◆ Listed records:
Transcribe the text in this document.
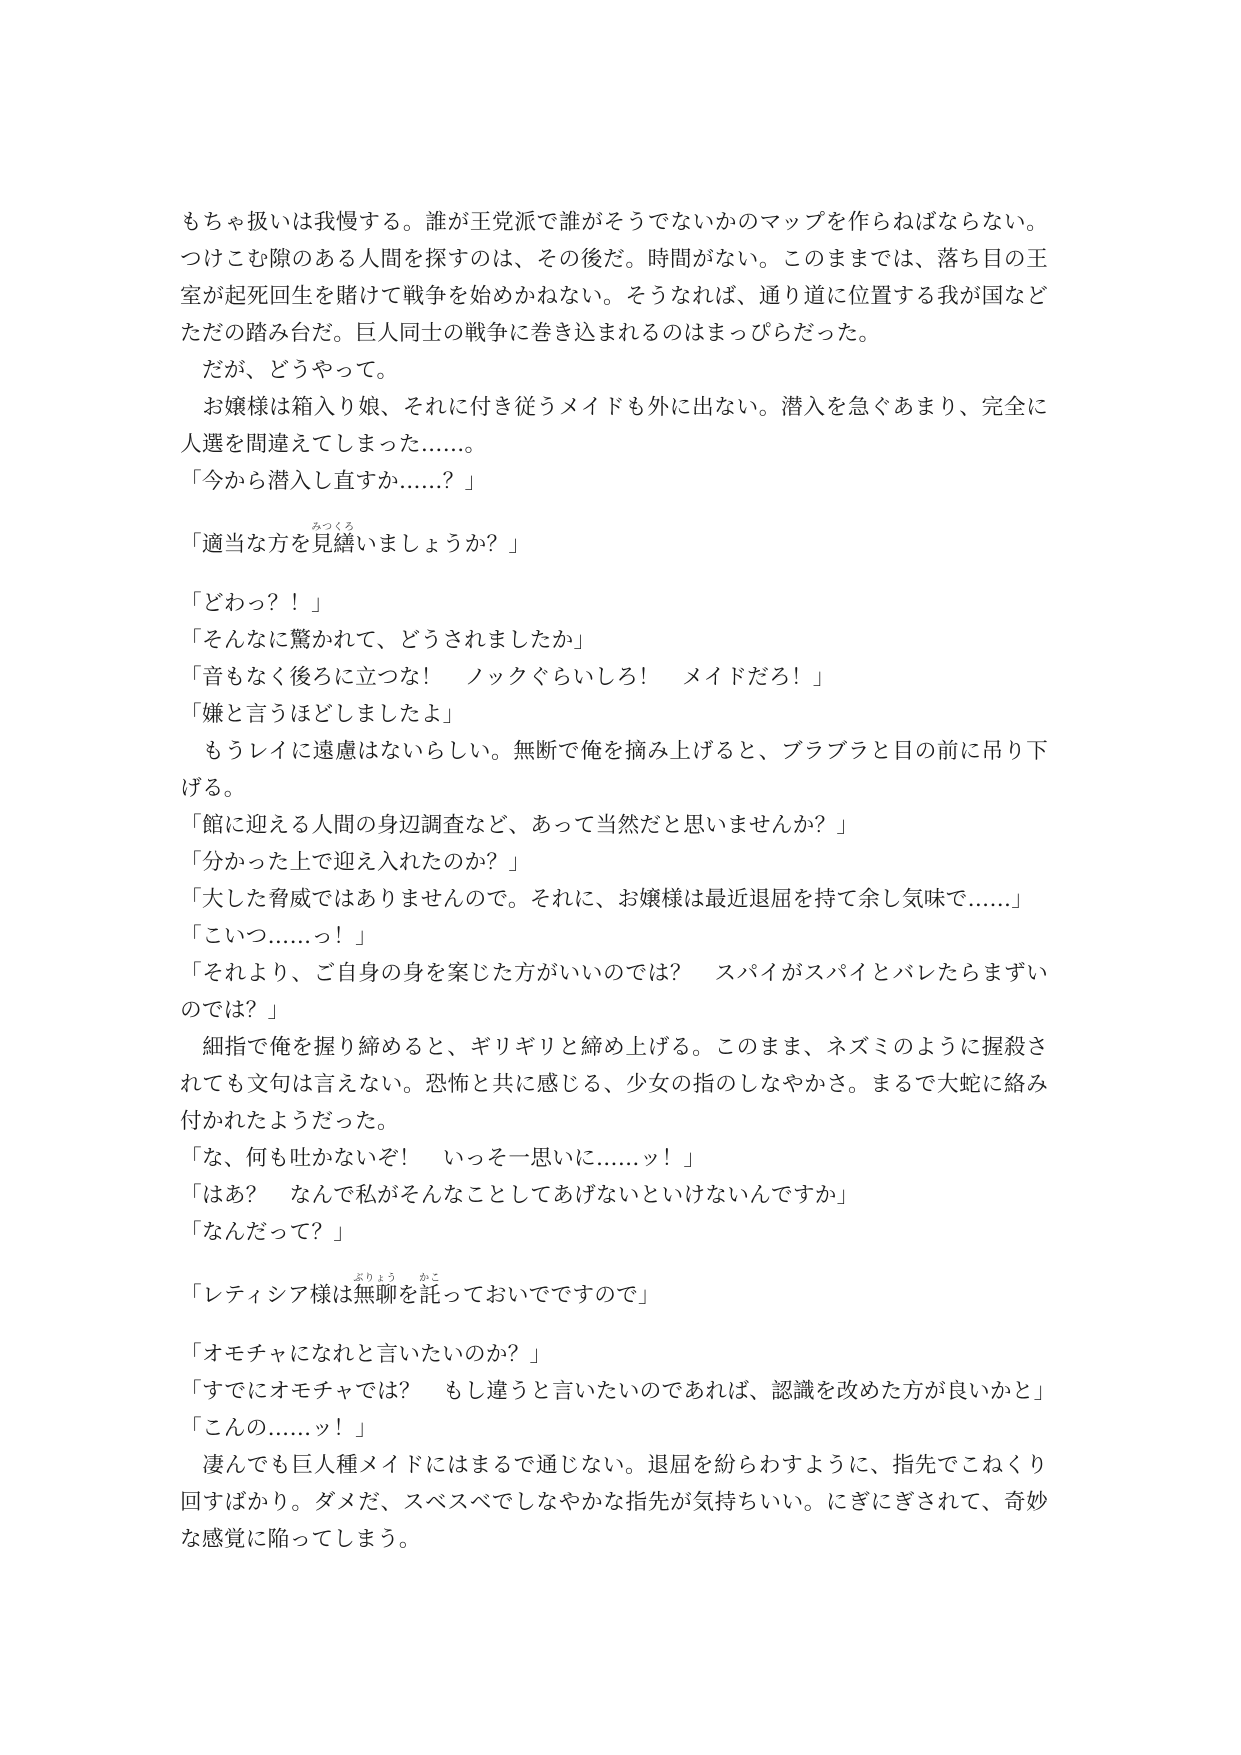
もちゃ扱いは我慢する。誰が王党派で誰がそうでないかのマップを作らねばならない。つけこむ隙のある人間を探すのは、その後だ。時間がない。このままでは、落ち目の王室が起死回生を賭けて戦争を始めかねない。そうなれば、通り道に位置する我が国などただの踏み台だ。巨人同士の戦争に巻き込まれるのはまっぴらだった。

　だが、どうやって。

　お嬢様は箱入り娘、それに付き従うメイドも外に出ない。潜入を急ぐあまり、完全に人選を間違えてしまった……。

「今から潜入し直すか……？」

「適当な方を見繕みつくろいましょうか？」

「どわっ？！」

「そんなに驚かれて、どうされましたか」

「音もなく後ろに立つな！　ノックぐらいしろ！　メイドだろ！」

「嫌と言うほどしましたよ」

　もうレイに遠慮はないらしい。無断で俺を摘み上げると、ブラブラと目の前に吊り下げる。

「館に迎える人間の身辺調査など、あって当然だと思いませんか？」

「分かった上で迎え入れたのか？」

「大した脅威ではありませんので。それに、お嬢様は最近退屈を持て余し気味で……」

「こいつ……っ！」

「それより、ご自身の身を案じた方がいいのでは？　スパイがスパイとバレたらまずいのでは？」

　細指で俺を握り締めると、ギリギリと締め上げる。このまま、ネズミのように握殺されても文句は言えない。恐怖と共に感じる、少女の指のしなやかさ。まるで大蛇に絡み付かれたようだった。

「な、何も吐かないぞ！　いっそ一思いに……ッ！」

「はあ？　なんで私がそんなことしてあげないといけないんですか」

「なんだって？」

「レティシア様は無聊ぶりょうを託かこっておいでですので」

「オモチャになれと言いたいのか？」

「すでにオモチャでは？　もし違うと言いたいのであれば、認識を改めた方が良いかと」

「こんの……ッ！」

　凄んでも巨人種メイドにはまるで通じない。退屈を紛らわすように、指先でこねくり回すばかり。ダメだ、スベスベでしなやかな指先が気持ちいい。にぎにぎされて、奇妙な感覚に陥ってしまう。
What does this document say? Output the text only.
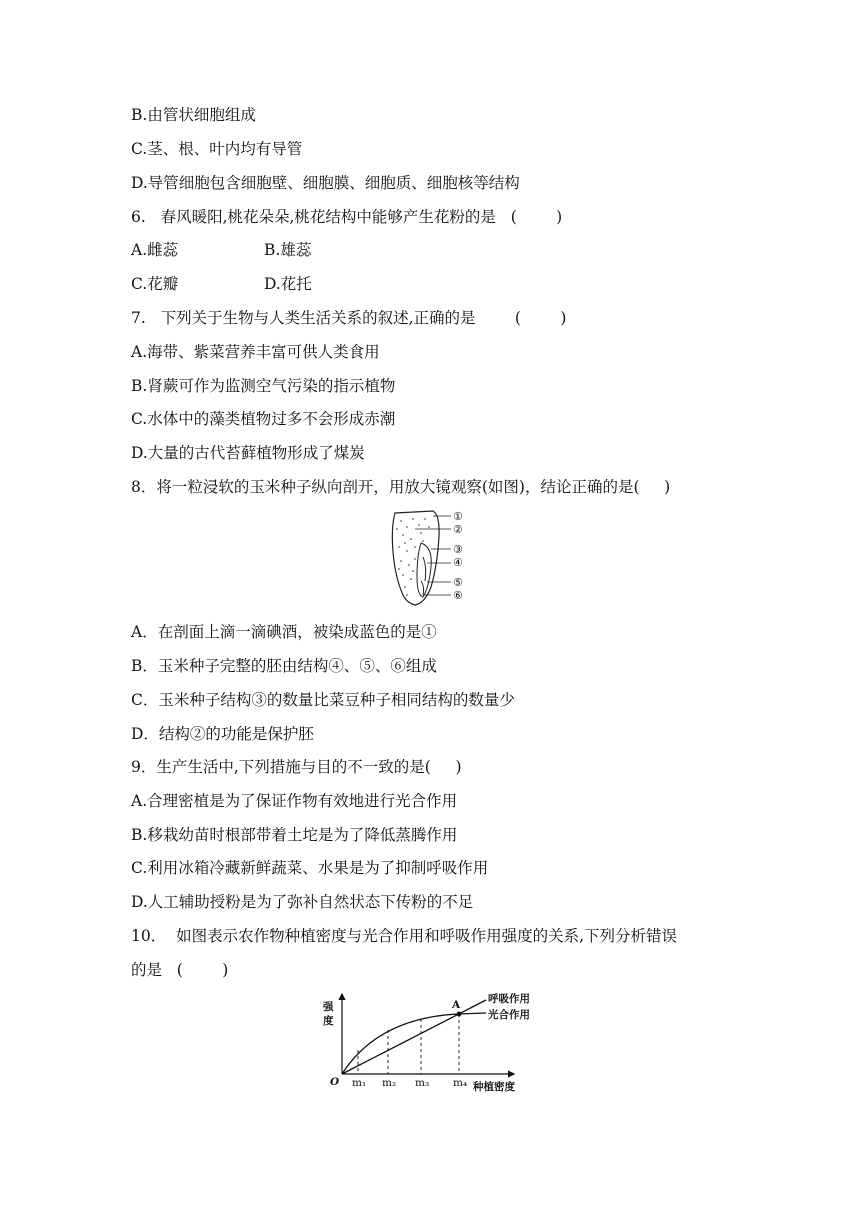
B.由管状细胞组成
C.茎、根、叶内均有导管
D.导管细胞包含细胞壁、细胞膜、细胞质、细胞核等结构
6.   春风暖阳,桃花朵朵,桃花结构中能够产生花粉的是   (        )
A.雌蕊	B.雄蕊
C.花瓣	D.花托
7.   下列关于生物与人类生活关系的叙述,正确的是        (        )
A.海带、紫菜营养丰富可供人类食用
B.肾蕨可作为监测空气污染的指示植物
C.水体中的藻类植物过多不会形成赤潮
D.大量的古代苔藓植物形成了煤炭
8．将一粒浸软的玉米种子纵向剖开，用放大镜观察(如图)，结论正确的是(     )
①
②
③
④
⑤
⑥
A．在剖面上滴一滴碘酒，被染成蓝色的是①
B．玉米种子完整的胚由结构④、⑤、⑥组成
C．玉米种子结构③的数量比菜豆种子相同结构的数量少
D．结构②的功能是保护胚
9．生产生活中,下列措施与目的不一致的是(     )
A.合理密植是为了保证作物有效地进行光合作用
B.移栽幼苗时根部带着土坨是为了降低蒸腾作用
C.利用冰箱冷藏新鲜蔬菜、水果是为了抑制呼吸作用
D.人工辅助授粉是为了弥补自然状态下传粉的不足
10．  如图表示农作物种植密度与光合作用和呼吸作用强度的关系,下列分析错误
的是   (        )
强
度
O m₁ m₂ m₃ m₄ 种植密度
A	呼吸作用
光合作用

◆ What is asked: Beginning with the line containing "What does this" and ending with the last line of the material, output each line exactly; do not include pictures.

◆ Written solution:
What does this document say? Output the text only.
B.由管状细胞组成
C.茎、根、叶内均有导管
D.导管细胞包含细胞壁、细胞膜、细胞质、细胞核等结构
6.   春风暖阳,桃花朵朵,桃花结构中能够产生花粉的是   (        )
A.雌蕊	B.雄蕊
C.花瓣	D.花托
7.   下列关于生物与人类生活关系的叙述,正确的是        (        )
A.海带、紫菜营养丰富可供人类食用
B.肾蕨可作为监测空气污染的指示植物
C.水体中的藻类植物过多不会形成赤潮
D.大量的古代苔藓植物形成了煤炭
8．将一粒浸软的玉米种子纵向剖开，用放大镜观察(如图)，结论正确的是(     )
①
②
③
④
⑤
⑥
A．在剖面上滴一滴碘酒，被染成蓝色的是①
B．玉米种子完整的胚由结构④、⑤、⑥组成
C．玉米种子结构③的数量比菜豆种子相同结构的数量少
D．结构②的功能是保护胚
9．生产生活中,下列措施与目的不一致的是(     )
A.合理密植是为了保证作物有效地进行光合作用
B.移栽幼苗时根部带着土坨是为了降低蒸腾作用
C.利用冰箱冷藏新鲜蔬菜、水果是为了抑制呼吸作用
D.人工辅助授粉是为了弥补自然状态下传粉的不足
10．  如图表示农作物种植密度与光合作用和呼吸作用强度的关系,下列分析错误
的是   (        )
强
度
O m₁ m₂ m₃ m₄ 种植密度
A	呼吸作用
光合作用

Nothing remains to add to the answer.